**Your task**
Using the entries below, copy out all lines where "ylabel" is found.

**Data supplied**
__________________________________________________

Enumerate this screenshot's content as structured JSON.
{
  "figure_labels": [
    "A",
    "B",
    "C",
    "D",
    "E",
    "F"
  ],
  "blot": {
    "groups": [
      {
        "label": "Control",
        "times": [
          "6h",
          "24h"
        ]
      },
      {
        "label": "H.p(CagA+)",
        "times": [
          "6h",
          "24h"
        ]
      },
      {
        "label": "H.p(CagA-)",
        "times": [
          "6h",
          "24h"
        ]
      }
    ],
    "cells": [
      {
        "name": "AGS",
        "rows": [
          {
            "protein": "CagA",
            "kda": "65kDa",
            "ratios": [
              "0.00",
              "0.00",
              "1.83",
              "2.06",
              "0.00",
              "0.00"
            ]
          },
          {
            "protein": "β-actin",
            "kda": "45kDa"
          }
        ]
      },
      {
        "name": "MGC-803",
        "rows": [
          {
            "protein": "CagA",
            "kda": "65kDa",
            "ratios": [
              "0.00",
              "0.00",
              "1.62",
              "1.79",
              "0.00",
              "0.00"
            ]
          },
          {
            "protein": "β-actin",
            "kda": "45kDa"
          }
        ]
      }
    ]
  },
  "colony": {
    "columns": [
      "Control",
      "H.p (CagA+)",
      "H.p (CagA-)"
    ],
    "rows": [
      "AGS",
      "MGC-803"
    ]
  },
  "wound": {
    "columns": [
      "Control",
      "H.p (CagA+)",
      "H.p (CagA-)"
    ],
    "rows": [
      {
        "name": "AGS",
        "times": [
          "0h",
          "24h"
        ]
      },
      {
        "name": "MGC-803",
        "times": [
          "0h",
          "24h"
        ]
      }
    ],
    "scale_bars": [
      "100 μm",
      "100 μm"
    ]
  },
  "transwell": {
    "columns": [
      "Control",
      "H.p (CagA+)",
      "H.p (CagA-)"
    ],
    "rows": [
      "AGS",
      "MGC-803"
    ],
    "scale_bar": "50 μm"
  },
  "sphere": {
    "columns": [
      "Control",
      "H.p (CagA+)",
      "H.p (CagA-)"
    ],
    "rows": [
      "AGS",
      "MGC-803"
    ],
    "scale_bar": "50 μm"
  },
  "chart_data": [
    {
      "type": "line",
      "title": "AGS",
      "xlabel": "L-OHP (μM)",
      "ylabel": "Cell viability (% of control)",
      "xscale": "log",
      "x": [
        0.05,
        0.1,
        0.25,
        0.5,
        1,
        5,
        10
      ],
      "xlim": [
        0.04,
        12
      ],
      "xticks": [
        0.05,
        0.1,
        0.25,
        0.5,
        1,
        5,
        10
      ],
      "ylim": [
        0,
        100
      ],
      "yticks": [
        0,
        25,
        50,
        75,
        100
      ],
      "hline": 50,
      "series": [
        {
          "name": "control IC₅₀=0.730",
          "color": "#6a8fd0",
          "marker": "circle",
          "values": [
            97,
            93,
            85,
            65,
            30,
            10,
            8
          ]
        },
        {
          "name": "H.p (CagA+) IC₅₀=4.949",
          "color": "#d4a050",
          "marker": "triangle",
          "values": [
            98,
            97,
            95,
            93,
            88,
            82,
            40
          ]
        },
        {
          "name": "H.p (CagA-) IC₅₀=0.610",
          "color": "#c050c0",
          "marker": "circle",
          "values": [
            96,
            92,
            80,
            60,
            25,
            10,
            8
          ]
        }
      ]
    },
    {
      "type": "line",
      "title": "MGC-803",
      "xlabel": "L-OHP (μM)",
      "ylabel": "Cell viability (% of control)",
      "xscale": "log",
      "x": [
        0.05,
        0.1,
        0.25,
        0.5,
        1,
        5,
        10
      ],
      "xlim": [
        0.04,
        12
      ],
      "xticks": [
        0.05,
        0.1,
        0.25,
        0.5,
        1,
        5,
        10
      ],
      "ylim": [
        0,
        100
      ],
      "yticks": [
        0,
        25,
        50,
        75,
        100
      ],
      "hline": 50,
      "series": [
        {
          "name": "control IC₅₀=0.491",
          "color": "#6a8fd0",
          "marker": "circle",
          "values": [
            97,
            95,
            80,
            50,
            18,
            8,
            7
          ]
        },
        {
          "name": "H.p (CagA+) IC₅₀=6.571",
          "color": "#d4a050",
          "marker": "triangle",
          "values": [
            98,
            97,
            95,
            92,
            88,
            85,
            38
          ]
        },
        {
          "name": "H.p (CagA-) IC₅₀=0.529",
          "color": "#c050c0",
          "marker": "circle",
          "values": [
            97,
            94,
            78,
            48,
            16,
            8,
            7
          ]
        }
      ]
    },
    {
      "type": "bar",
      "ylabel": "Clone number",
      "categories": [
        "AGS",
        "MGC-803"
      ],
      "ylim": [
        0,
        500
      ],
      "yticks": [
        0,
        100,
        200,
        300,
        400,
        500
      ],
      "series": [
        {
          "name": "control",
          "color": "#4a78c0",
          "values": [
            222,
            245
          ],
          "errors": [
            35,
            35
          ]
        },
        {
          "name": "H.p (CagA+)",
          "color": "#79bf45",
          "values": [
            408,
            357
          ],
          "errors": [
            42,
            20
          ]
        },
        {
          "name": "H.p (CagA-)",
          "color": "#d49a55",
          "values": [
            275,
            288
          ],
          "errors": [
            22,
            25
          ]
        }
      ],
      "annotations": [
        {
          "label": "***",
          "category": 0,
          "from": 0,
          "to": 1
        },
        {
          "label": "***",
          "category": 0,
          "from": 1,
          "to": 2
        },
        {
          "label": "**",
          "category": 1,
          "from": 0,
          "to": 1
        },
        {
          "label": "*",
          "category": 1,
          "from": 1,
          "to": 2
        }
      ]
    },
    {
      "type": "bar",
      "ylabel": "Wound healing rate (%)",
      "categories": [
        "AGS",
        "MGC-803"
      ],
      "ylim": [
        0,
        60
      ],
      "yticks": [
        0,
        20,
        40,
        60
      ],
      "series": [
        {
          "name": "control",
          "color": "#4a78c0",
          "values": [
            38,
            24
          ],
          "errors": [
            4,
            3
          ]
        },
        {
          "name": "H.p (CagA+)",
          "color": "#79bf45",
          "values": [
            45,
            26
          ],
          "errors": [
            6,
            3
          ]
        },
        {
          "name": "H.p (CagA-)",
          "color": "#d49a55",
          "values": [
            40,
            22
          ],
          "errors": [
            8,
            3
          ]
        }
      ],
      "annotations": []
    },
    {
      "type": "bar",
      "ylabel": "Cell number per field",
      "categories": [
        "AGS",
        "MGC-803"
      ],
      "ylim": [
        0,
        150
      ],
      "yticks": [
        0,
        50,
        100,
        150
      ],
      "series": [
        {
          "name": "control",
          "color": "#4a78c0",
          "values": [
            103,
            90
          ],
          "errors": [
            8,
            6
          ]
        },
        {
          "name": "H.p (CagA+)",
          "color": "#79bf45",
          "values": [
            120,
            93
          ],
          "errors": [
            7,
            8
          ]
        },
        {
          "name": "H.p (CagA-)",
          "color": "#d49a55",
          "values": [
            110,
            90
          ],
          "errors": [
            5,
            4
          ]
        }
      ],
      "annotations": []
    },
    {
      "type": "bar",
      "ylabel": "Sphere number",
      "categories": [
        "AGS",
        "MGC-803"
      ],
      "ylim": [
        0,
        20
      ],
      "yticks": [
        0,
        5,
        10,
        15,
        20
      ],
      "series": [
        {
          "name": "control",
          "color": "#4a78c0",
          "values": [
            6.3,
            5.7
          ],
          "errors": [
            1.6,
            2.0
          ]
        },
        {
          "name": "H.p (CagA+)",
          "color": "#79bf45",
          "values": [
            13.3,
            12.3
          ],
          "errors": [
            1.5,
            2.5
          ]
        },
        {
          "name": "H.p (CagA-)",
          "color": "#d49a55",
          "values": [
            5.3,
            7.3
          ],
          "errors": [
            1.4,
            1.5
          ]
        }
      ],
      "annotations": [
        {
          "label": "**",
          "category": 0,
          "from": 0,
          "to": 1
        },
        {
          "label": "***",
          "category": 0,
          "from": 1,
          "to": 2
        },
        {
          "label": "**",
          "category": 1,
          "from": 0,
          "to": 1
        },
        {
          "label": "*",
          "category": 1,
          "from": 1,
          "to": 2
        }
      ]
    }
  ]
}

__________________________________________________

**Output for this exercise**
      "ylabel": "Cell viability (% of control)",
      "ylabel": "Cell viability (% of control)",
      "ylabel": "Clone number",
      "ylabel": "Wound healing rate (%)",
      "ylabel": "Cell number per field",
      "ylabel": "Sphere number",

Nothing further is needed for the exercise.